▸ What you have to do: Retype each of the items below line for line, with no changes, and leave out any pictures.

# START OF Exercise materials

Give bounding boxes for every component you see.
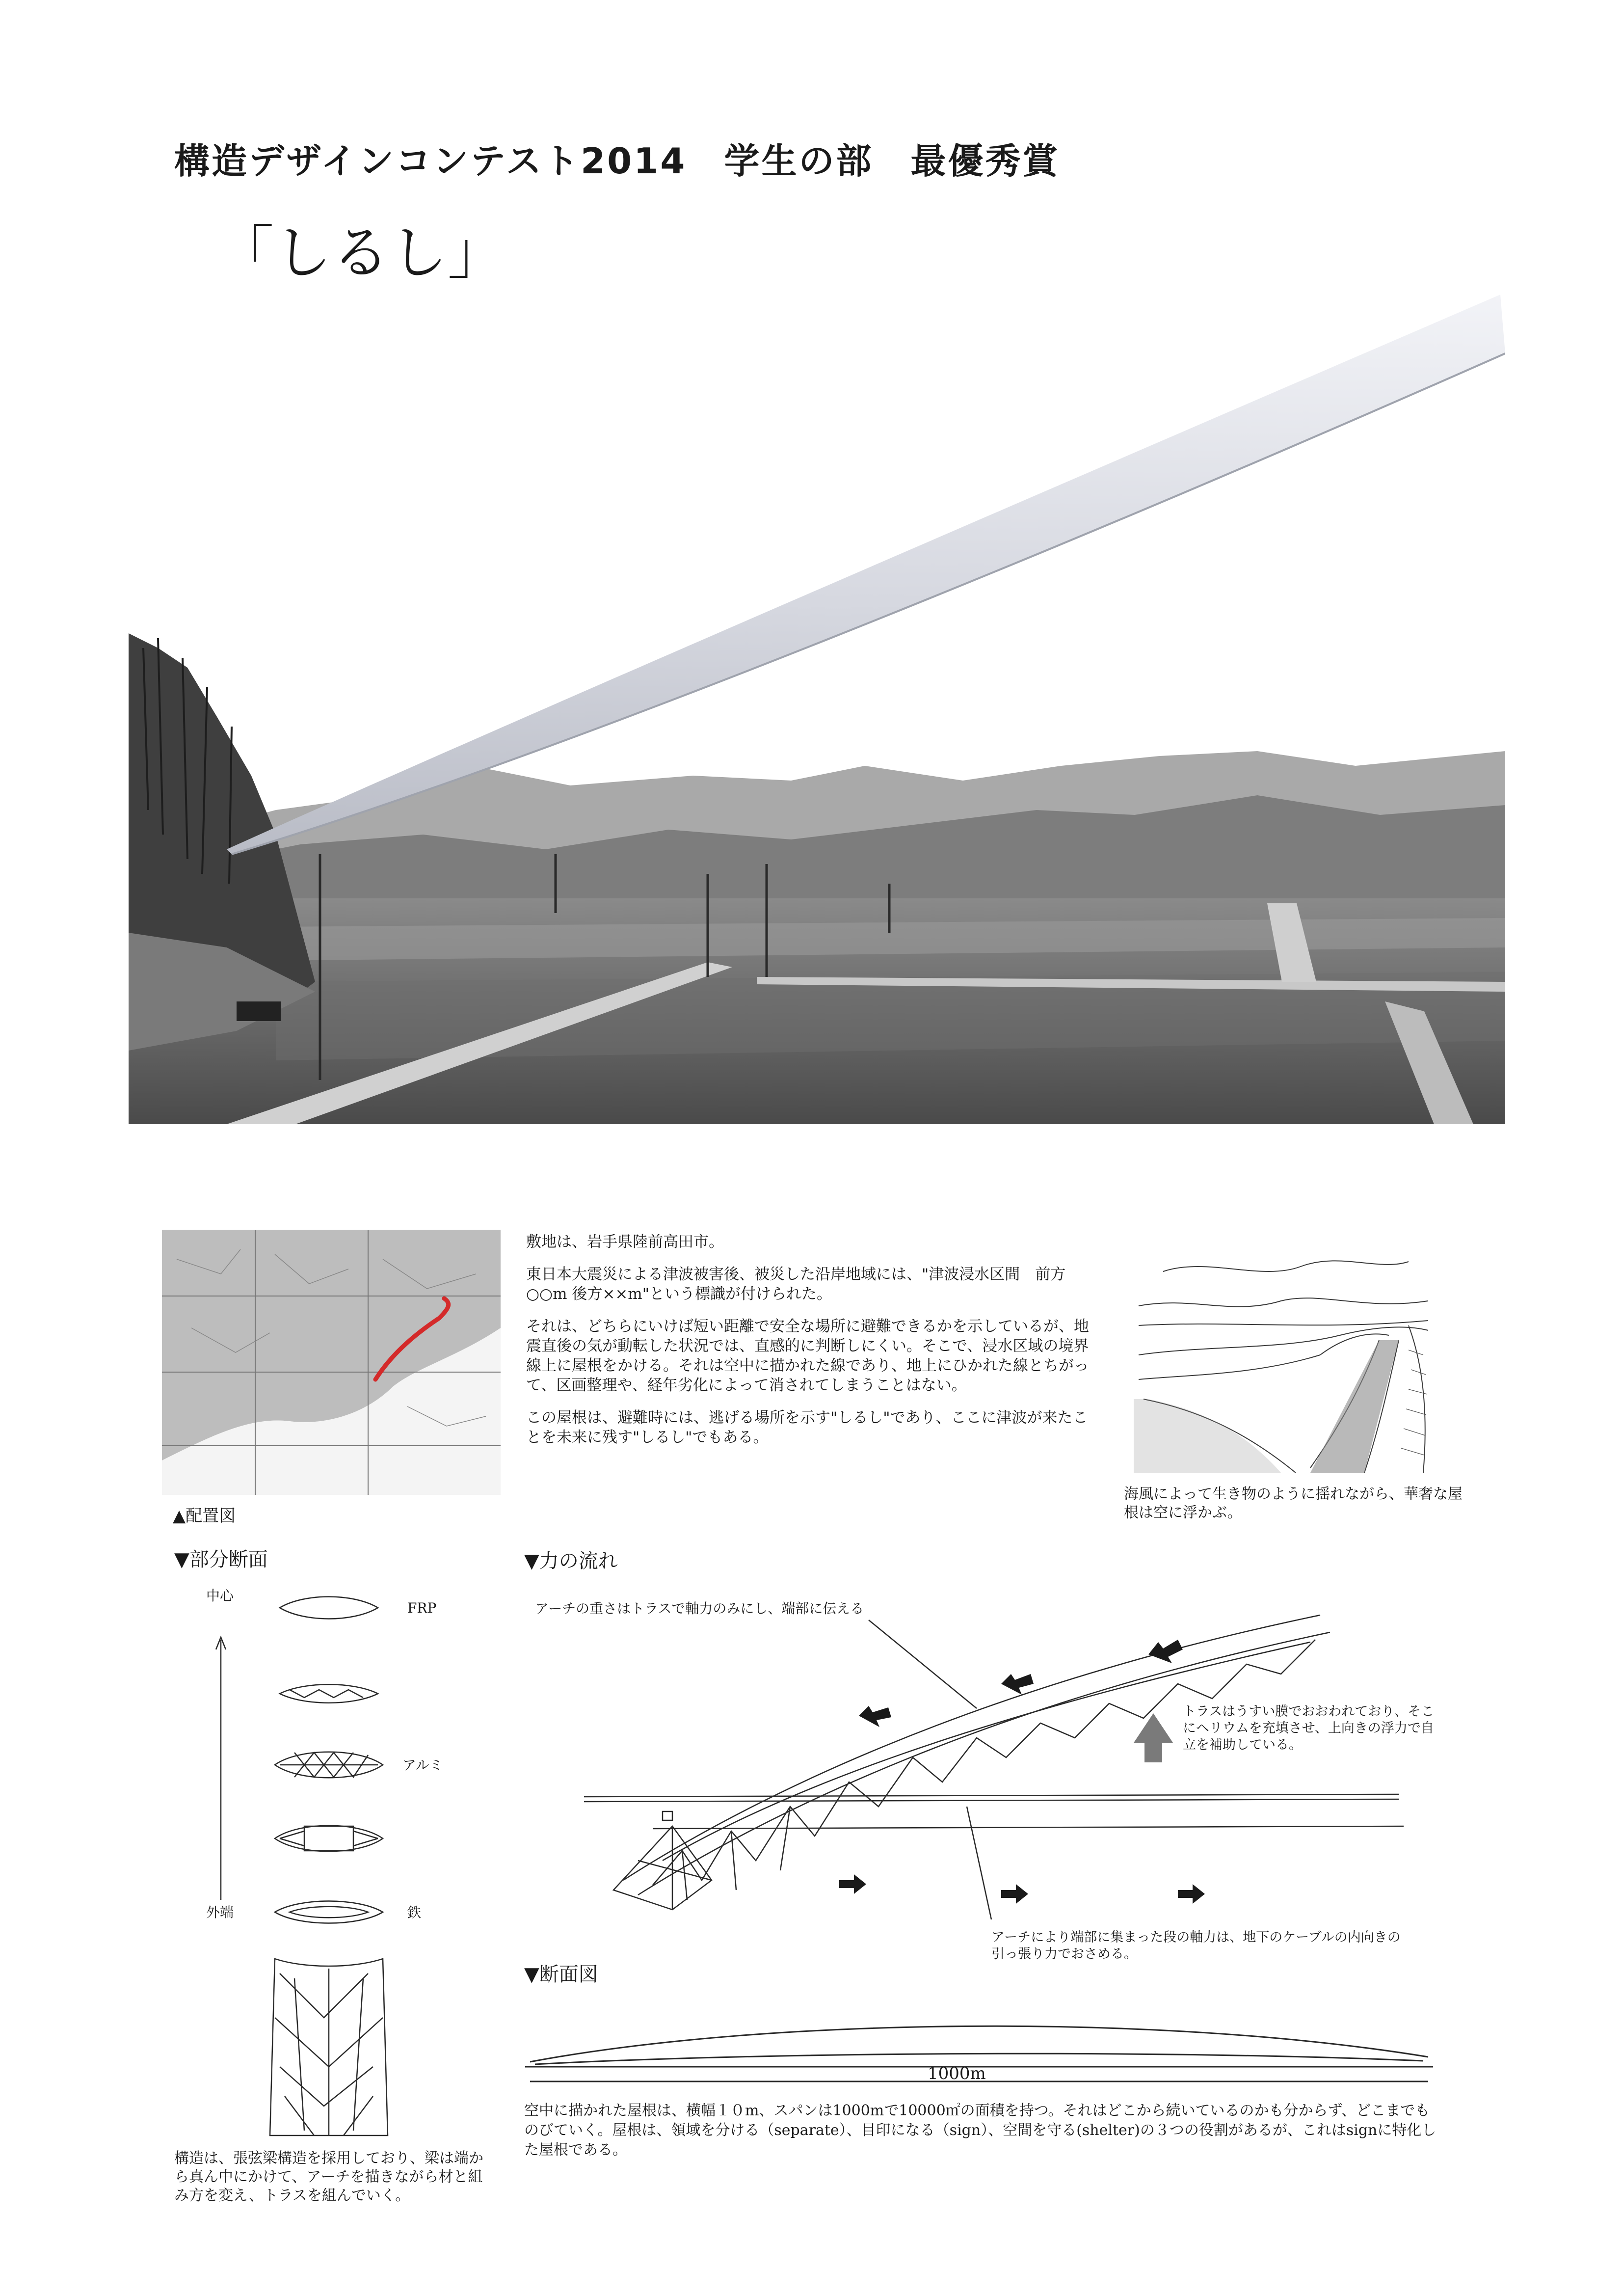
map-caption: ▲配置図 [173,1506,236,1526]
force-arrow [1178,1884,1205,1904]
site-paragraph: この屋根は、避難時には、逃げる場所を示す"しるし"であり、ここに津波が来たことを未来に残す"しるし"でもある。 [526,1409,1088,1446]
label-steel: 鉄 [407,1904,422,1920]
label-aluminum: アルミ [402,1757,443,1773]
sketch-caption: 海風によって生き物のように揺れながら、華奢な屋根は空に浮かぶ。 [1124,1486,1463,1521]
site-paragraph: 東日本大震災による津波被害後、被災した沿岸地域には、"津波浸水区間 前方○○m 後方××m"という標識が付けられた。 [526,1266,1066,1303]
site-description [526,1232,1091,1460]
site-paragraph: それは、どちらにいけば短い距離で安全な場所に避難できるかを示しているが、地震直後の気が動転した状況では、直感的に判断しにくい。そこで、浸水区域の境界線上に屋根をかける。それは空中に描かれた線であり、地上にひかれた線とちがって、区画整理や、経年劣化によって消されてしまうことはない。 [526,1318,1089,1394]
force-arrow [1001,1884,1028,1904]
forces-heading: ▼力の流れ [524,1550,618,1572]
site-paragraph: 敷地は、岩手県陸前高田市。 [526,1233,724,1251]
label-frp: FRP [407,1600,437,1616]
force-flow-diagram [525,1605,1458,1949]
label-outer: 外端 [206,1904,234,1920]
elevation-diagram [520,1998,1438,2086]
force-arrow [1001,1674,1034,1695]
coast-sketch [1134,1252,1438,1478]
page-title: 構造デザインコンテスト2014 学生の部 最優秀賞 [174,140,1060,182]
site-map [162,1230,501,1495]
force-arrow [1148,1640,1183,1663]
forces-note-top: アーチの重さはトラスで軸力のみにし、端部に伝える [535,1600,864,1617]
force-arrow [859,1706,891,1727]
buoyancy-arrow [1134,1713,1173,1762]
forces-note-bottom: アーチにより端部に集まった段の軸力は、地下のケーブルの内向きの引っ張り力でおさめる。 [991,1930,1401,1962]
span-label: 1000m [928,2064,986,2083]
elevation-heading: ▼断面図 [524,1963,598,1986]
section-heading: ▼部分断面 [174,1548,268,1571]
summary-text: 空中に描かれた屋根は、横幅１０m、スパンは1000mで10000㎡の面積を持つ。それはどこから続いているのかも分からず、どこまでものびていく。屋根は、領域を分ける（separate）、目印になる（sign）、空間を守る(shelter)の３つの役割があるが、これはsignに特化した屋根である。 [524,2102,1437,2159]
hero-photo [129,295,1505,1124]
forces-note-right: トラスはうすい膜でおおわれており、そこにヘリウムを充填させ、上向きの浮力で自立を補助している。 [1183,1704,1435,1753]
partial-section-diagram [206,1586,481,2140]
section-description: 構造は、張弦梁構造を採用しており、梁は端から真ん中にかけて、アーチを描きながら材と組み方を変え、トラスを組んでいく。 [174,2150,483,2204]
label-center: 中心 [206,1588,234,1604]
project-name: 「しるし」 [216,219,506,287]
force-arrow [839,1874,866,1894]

# END OF Exercise materials

▸ Answer below:
Give bounding boxes for every component you see.
map-caption: ▲配置図 [173,1506,236,1526]
force-arrow [1178,1884,1205,1904]
site-paragraph: この屋根は、避難時には、逃げる場所を示す"しるし"であり、ここに津波が来たことを未来に残す"しるし"でもある。 [526,1409,1088,1446]
label-steel: 鉄 [407,1904,422,1920]
label-aluminum: アルミ [402,1757,443,1773]
sketch-caption: 海風によって生き物のように揺れながら、華奢な屋根は空に浮かぶ。 [1124,1486,1463,1521]
site-paragraph: 東日本大震災による津波被害後、被災した沿岸地域には、"津波浸水区間 前方○○m 後方××m"という標識が付けられた。 [526,1266,1066,1303]
site-description [526,1232,1091,1460]
site-paragraph: それは、どちらにいけば短い距離で安全な場所に避難できるかを示しているが、地震直後の気が動転した状況では、直感的に判断しにくい。そこで、浸水区域の境界線上に屋根をかける。それは空中に描かれた線であり、地上にひかれた線とちがって、区画整理や、経年劣化によって消されてしまうことはない。 [526,1318,1089,1394]
force-arrow [1001,1884,1028,1904]
forces-heading: ▼力の流れ [524,1550,618,1572]
site-paragraph: 敷地は、岩手県陸前高田市。 [526,1233,724,1251]
label-frp: FRP [407,1600,437,1616]
force-flow-diagram [525,1605,1458,1949]
label-outer: 外端 [206,1904,234,1920]
elevation-diagram [520,1998,1438,2086]
force-arrow [1001,1674,1034,1695]
coast-sketch [1134,1252,1438,1478]
page-title: 構造デザインコンテスト2014 学生の部 最優秀賞 [174,140,1060,182]
site-map [162,1230,501,1495]
force-arrow [1148,1640,1183,1663]
forces-note-top: アーチの重さはトラスで軸力のみにし、端部に伝える [535,1600,864,1617]
force-arrow [859,1706,891,1727]
buoyancy-arrow [1134,1713,1173,1762]
forces-note-bottom: アーチにより端部に集まった段の軸力は、地下のケーブルの内向きの引っ張り力でおさめる。 [991,1930,1401,1962]
span-label: 1000m [928,2064,986,2083]
elevation-heading: ▼断面図 [524,1963,598,1986]
section-heading: ▼部分断面 [174,1548,268,1571]
summary-text: 空中に描かれた屋根は、横幅１０m、スパンは1000mで10000㎡の面積を持つ。それはどこから続いているのかも分からず、どこまでものびていく。屋根は、領域を分ける（separate）、目印になる（sign）、空間を守る(shelter)の３つの役割があるが、これはsignに特化した屋根である。 [524,2102,1437,2159]
hero-photo [129,295,1505,1124]
forces-note-right: トラスはうすい膜でおおわれており、そこにヘリウムを充填させ、上向きの浮力で自立を補助している。 [1183,1704,1435,1753]
partial-section-diagram [206,1586,481,2140]
section-description: 構造は、張弦梁構造を採用しており、梁は端から真ん中にかけて、アーチを描きながら材と組み方を変え、トラスを組んでいく。 [174,2150,483,2204]
label-center: 中心 [206,1588,234,1604]
project-name: 「しるし」 [216,219,506,287]
force-arrow [839,1874,866,1894]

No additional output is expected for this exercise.